## Data supplied
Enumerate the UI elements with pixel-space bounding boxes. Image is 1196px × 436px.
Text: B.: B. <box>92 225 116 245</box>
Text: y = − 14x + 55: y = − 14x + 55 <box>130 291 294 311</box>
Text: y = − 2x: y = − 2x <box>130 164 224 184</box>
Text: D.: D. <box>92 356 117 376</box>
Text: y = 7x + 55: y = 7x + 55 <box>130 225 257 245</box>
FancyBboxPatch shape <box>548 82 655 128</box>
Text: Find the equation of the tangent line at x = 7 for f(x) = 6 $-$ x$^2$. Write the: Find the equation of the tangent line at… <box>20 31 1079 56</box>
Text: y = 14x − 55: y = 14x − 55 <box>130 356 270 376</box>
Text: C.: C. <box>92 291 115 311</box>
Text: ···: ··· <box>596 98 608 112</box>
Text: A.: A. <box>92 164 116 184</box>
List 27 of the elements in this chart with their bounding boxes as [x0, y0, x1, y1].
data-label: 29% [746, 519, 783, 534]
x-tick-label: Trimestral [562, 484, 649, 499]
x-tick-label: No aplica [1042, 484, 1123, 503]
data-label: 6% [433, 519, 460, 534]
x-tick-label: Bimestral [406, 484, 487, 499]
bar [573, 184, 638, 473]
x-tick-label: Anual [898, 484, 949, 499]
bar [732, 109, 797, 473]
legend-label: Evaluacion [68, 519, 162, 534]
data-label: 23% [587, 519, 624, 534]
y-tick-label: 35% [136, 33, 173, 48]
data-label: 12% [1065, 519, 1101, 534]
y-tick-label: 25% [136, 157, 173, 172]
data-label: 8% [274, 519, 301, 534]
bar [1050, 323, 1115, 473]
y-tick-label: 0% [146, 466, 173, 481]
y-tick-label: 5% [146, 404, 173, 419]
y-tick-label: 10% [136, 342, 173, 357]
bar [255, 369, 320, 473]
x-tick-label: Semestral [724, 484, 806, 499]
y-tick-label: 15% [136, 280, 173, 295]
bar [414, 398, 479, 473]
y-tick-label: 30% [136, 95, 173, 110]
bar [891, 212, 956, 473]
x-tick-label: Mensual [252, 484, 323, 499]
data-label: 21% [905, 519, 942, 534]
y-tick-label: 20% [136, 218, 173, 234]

## Task to complete
Copy out each of the lines above word for word, from first to last.

## Exercise result
Enumerate the UI elements with pixel-space bounding boxes. Image is 1196px × 436px.
Text: B.: B. <box>92 225 116 245</box>
Text: y = − 14x + 55: y = − 14x + 55 <box>130 291 294 311</box>
Text: y = − 2x: y = − 2x <box>130 164 224 184</box>
Text: D.: D. <box>92 356 117 376</box>
Text: y = 7x + 55: y = 7x + 55 <box>130 225 257 245</box>
FancyBboxPatch shape <box>548 82 655 128</box>
Text: Find the equation of the tangent line at x = 7 for f(x) = 6 $-$ x$^2$. Write the: Find the equation of the tangent line at… <box>20 31 1079 56</box>
Text: y = 14x − 55: y = 14x − 55 <box>130 356 270 376</box>
Text: C.: C. <box>92 291 115 311</box>
Text: ···: ··· <box>596 98 608 112</box>
Text: A.: A. <box>92 164 116 184</box>
List 27 of the elements in this chart with their bounding boxes as [x0, y0, x1, y1].
data-label: 29% [746, 519, 783, 534]
x-tick-label: Trimestral [562, 484, 649, 499]
x-tick-label: No aplica [1042, 484, 1123, 503]
data-label: 6% [433, 519, 460, 534]
x-tick-label: Bimestral [406, 484, 487, 499]
bar [573, 184, 638, 473]
x-tick-label: Anual [898, 484, 949, 499]
bar [732, 109, 797, 473]
legend-label: Evaluacion [68, 519, 162, 534]
data-label: 23% [587, 519, 624, 534]
y-tick-label: 35% [136, 33, 173, 48]
data-label: 12% [1065, 519, 1101, 534]
y-tick-label: 25% [136, 157, 173, 172]
data-label: 8% [274, 519, 301, 534]
bar [1050, 323, 1115, 473]
y-tick-label: 0% [146, 466, 173, 481]
y-tick-label: 5% [146, 404, 173, 419]
y-tick-label: 10% [136, 342, 173, 357]
bar [255, 369, 320, 473]
x-tick-label: Semestral [724, 484, 806, 499]
y-tick-label: 15% [136, 280, 173, 295]
bar [414, 398, 479, 473]
y-tick-label: 30% [136, 95, 173, 110]
bar [891, 212, 956, 473]
x-tick-label: Mensual [252, 484, 323, 499]
data-label: 21% [905, 519, 942, 534]
y-tick-label: 20% [136, 218, 173, 234]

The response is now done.